On January 11-12, 2011, a Peer-To-Peer Exchange on Freight Performance Measures, sponsored by the Federal Highway Administration, was convened in Baltimore. “The main objective of the meeting was to identify and discuss issues and needs surrounding performance management systems for freight at the Maryland Department of Transportation (Federal Highway Administration, 2011).” Whereas the Peer Exchange “identified commonly-tracked performance measures” such as travel speeds and delay reduction, questions were raised as to what the freight-specific economic performance measures should be and how they would be measured. The questions came from the notion that traditional measures are hardly freight-specific. Moreover, the general public does not recognize the benefits because of their often-negative perceptions of freight transportation. The authors suggested at the Peer Exchange the development of performance measures that are tangible and visible to the general public, ones that measure the economic impacts of the freight industry in terms of jobs and income rather than the impacts of government actions on the freight industry’s competitiveness/productivity. The general public is more interested in jobs and income rather than reliable and efficient freight movement. Highlighting jobs and income as effects of improved freight movement is critical information for public outreach promoting the importance of freight movement, which people used to take for granted. Past studies’ definition of the freight industry—e.g., a 2016 study by Federal Highway Administration (Federal Highway Administration, 2016)—was defined too broadly, including non-transportation specific sectors such as manufacturing, wholesale, and retail. Freight movement costs are already accounted for by such sectors’ business models, and they are a small fraction of the total business revenue and costs. Such a broad definition of the freight industry resulted in a largely inflated estimate of the industry’s economic impact. To the best of the authors’ knowledge, no study has clearly measured the contributions of the freight industry, built on a clear and stringent definition of the industry, to the economy of a sub-national level.

This paper provides an objective assessment of the economic contribution of the freight industry to Maryland’s economy. The economic contribution was measured as jobs, income, and gross domestic product (GDP) generated directly, indirectly and induced by the freight industry. The freight industry was defined as industry sectors whose primary purposes are to provide freight transportation services and/or support services.

——

• Instruction 1
In the freight passage, in what city was the Peer-To-Peer Exchange on Freight Performance Measures convened?
The freight text has no connection to the records.

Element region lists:

——

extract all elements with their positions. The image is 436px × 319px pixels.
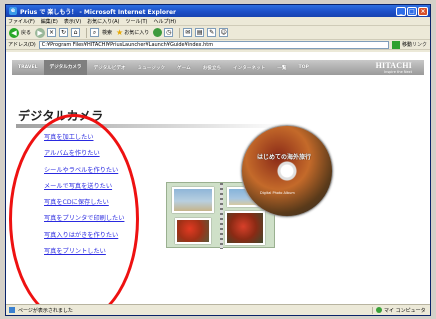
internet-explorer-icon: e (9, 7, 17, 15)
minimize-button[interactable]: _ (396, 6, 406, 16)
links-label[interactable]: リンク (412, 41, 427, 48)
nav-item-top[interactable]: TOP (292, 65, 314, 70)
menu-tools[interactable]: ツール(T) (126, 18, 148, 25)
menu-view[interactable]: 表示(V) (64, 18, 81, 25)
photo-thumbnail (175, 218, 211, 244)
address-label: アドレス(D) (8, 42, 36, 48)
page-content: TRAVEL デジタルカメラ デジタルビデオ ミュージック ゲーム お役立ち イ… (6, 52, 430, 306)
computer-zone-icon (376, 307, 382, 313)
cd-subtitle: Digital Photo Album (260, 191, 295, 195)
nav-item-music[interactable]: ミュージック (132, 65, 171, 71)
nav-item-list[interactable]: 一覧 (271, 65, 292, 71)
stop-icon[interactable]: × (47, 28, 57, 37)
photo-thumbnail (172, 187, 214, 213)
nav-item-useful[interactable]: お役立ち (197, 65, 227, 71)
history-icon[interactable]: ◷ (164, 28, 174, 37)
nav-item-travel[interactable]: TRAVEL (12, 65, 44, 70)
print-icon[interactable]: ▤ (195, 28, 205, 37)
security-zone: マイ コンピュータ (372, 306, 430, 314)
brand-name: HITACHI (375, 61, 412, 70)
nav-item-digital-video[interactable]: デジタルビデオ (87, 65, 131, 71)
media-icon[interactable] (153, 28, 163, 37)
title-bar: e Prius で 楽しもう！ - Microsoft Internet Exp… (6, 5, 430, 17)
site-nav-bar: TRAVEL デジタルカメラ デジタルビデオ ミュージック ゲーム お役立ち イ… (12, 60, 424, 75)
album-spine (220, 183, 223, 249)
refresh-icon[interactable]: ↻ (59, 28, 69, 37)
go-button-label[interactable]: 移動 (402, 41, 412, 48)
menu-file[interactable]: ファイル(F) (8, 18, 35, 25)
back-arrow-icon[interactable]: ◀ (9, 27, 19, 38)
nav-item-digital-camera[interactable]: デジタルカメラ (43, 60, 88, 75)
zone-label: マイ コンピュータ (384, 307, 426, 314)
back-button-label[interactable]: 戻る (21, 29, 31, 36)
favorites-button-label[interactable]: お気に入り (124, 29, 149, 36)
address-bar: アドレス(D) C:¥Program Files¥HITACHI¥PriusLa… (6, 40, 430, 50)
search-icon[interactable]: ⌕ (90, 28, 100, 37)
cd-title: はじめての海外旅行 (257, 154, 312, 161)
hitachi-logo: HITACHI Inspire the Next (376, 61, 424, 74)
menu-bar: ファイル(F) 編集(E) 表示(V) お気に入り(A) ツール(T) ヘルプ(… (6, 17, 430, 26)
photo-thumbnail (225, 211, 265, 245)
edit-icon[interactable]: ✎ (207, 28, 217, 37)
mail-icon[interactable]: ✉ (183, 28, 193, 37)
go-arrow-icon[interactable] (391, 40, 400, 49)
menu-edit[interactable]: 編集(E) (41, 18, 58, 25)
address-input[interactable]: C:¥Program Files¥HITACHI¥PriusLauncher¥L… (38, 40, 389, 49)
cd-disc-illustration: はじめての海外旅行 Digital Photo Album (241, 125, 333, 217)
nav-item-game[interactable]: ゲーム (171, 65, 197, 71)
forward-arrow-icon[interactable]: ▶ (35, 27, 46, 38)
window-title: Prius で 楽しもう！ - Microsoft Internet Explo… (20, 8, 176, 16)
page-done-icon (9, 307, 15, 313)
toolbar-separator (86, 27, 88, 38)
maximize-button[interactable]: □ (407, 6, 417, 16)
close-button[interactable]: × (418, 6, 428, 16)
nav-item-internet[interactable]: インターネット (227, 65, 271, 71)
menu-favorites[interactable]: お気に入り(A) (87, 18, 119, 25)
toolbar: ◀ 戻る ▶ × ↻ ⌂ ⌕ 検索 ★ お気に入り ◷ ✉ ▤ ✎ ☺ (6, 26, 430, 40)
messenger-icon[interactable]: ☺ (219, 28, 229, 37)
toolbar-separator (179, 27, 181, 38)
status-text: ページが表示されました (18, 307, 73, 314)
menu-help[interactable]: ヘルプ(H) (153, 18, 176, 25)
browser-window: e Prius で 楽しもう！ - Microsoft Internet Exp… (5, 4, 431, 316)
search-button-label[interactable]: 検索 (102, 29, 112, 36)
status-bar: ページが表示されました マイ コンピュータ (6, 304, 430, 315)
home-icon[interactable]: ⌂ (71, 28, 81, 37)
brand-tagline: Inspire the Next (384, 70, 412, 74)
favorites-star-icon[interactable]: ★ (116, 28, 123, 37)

——

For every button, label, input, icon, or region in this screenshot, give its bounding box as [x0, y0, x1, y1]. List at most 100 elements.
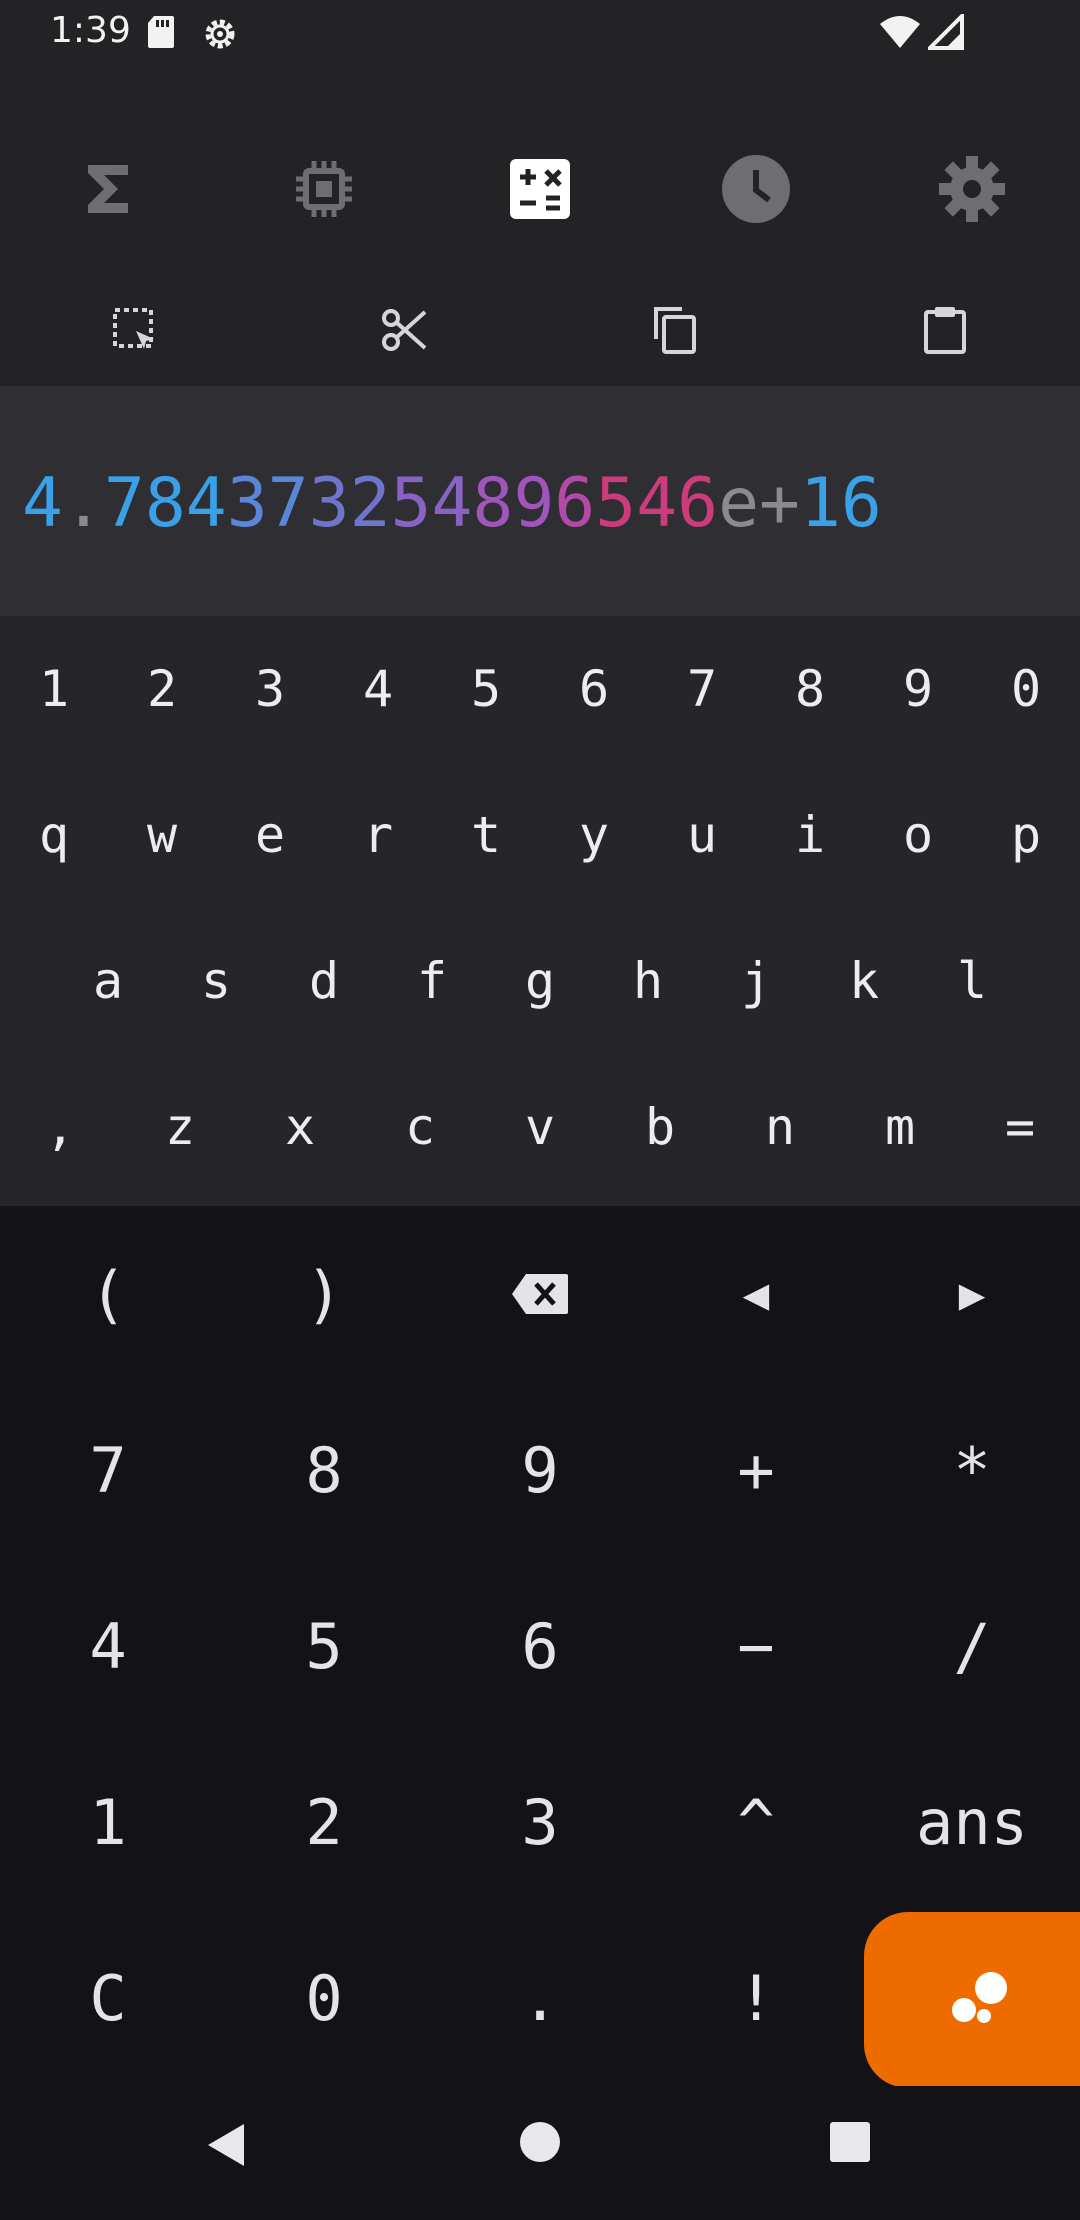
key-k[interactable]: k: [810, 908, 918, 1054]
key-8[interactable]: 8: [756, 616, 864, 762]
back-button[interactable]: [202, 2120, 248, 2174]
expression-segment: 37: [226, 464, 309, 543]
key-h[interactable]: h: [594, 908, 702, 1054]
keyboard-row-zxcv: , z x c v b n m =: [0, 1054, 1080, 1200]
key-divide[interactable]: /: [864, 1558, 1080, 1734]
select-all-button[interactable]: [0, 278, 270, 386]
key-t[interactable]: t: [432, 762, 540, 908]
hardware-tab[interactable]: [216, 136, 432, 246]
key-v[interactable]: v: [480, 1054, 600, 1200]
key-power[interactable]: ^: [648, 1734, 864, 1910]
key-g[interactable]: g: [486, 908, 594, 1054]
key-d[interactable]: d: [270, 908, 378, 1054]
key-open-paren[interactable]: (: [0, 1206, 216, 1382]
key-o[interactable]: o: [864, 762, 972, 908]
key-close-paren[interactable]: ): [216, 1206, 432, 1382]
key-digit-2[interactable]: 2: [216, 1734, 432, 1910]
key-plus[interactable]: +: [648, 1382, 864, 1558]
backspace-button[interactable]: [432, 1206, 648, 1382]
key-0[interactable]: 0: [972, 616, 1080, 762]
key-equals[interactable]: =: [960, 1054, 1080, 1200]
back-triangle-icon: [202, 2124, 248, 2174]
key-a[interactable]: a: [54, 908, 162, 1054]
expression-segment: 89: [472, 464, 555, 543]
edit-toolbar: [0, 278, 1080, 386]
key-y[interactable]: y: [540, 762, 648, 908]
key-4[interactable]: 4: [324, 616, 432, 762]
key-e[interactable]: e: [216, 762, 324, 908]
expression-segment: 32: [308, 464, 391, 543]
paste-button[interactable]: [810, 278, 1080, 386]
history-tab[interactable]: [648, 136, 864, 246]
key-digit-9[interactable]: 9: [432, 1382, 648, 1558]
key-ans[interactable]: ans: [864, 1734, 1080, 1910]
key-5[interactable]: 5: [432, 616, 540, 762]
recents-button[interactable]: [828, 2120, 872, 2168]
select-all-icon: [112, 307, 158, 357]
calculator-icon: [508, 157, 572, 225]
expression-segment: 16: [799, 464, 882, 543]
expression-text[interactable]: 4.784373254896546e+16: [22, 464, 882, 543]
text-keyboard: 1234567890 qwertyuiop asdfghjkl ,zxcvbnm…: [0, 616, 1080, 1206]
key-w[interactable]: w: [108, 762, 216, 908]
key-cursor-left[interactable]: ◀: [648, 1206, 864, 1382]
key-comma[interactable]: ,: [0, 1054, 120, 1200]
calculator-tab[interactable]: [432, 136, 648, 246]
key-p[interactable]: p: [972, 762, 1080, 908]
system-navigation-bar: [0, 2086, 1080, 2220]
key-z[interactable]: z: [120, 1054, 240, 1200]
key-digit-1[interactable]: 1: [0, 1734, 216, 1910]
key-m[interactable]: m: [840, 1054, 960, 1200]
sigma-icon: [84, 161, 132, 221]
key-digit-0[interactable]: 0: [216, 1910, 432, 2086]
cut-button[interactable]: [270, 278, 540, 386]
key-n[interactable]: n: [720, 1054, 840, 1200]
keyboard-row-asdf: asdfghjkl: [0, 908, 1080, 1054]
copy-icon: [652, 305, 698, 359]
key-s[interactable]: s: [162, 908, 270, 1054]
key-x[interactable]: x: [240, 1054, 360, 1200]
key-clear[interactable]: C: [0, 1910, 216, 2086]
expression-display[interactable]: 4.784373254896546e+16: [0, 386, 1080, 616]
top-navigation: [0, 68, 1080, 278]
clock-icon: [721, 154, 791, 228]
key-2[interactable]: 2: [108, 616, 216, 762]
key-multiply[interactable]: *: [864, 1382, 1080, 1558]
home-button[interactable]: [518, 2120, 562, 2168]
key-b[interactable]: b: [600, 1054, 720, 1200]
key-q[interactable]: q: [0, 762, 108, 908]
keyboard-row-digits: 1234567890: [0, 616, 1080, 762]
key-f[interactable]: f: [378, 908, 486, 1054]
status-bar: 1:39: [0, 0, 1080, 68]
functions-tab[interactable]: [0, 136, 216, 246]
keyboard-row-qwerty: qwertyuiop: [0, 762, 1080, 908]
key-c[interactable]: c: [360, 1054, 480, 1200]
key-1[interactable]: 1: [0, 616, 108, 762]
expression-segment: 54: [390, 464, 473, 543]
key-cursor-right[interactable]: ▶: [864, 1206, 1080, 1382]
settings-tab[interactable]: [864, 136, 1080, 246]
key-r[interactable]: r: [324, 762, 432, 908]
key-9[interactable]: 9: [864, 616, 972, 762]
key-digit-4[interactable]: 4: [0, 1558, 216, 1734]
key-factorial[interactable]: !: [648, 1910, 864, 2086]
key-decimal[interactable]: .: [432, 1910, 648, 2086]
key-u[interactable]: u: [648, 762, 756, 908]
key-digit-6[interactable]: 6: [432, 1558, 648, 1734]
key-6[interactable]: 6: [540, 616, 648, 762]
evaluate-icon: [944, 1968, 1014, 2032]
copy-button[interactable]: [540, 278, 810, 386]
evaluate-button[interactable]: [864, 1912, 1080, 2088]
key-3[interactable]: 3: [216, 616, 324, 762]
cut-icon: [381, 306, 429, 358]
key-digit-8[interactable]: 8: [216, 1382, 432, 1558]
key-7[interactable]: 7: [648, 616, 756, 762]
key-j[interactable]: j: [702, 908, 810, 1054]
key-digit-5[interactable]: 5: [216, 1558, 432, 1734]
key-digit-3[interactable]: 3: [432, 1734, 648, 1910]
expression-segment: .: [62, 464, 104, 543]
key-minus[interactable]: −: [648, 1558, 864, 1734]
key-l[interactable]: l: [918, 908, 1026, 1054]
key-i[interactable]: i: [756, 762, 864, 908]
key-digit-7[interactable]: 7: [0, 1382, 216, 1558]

——

• Instruction 2
Please update the records from the line with "internet-explorer-icon: e (9, 7, 17, 15)" up to and including the line with "address-label: アドレス(D) (8, 42, 36, 48)", putting "clickable" wherever "interactable" appears and changing nothing else. Return only those lines.

• Written answer 1
Baltimore

• Written answer 2
internet-explorer-icon: e (9, 7, 17, 15)
minimize-button[clickable]: _ (396, 6, 406, 16)
links-label[clickable]: リンク (412, 41, 427, 48)
nav-item-top[clickable]: TOP (292, 65, 314, 70)
menu-tools[clickable]: ツール(T) (126, 18, 148, 25)
menu-view[clickable]: 表示(V) (64, 18, 81, 25)
photo-thumbnail (175, 218, 211, 244)
address-label: アドレス(D) (8, 42, 36, 48)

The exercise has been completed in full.